Set task: Look through the data for the string "Grundler". Copy every line where it is found.

------------------------------

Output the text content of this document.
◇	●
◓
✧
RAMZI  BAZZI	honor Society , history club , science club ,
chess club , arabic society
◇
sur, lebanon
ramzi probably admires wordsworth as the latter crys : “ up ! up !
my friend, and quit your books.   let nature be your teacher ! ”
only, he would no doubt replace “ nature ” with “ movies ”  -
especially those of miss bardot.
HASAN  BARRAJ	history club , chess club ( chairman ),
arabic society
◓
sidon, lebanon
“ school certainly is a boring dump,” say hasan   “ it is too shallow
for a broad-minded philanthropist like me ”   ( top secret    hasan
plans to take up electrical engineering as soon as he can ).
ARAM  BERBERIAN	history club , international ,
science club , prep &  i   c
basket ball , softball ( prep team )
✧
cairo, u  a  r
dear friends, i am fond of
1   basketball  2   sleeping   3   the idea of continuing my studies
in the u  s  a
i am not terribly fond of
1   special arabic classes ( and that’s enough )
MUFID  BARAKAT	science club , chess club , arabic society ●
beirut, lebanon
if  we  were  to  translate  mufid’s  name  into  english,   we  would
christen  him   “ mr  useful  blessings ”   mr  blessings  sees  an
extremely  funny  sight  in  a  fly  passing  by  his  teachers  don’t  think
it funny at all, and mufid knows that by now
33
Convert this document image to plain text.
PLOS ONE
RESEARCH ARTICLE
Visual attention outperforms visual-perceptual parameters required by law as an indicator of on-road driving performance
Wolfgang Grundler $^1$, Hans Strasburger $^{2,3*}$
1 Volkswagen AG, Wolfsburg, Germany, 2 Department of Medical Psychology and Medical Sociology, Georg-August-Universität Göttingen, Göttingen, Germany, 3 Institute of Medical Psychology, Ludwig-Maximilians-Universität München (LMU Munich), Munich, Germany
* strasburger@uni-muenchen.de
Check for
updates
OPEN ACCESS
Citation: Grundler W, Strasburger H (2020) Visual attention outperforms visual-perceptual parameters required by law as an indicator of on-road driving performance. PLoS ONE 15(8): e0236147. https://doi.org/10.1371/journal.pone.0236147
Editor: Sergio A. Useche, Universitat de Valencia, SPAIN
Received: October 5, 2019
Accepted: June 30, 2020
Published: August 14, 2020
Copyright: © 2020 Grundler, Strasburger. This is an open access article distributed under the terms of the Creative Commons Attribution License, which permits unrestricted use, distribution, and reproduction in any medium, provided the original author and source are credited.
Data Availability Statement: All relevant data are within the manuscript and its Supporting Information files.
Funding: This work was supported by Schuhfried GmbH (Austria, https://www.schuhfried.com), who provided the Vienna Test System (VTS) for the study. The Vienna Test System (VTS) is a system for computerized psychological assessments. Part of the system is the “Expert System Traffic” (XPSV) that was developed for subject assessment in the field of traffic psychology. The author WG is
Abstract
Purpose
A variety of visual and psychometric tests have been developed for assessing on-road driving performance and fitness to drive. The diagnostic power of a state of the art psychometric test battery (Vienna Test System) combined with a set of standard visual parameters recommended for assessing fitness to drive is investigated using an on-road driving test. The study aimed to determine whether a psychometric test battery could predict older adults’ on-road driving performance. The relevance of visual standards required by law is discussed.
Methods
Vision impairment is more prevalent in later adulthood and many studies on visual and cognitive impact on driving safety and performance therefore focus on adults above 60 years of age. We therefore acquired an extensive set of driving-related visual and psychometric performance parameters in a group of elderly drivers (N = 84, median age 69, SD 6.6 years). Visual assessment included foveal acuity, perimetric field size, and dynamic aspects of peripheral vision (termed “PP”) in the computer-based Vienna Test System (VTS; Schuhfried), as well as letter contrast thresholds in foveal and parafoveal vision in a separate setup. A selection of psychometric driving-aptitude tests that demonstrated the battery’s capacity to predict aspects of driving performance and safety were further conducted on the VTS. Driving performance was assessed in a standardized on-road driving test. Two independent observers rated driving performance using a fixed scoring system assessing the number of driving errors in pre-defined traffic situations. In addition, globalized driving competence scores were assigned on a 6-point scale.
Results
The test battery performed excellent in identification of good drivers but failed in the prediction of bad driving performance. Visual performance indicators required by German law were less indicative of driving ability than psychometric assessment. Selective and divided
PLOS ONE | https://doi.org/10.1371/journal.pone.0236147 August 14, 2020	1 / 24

------------------------------

Completed task:
Wolfgang Grundler $^1$, Hans Strasburger $^{2,3*}$
Citation: Grundler W, Strasburger H (2020) Visual attention outperforms visual-perceptual parameters required by law as an indicator of on-road driving performance. PLoS ONE 15(8): e0236147. https://doi.org/10.1371/journal.pone.0236147
Copyright: © 2020 Grundler, Strasburger. This is an open access article distributed under the terms of the Creative Commons Attribution License, which permits unrestricted use, distribution, and reproduction in any medium, provided the original author and source are credited.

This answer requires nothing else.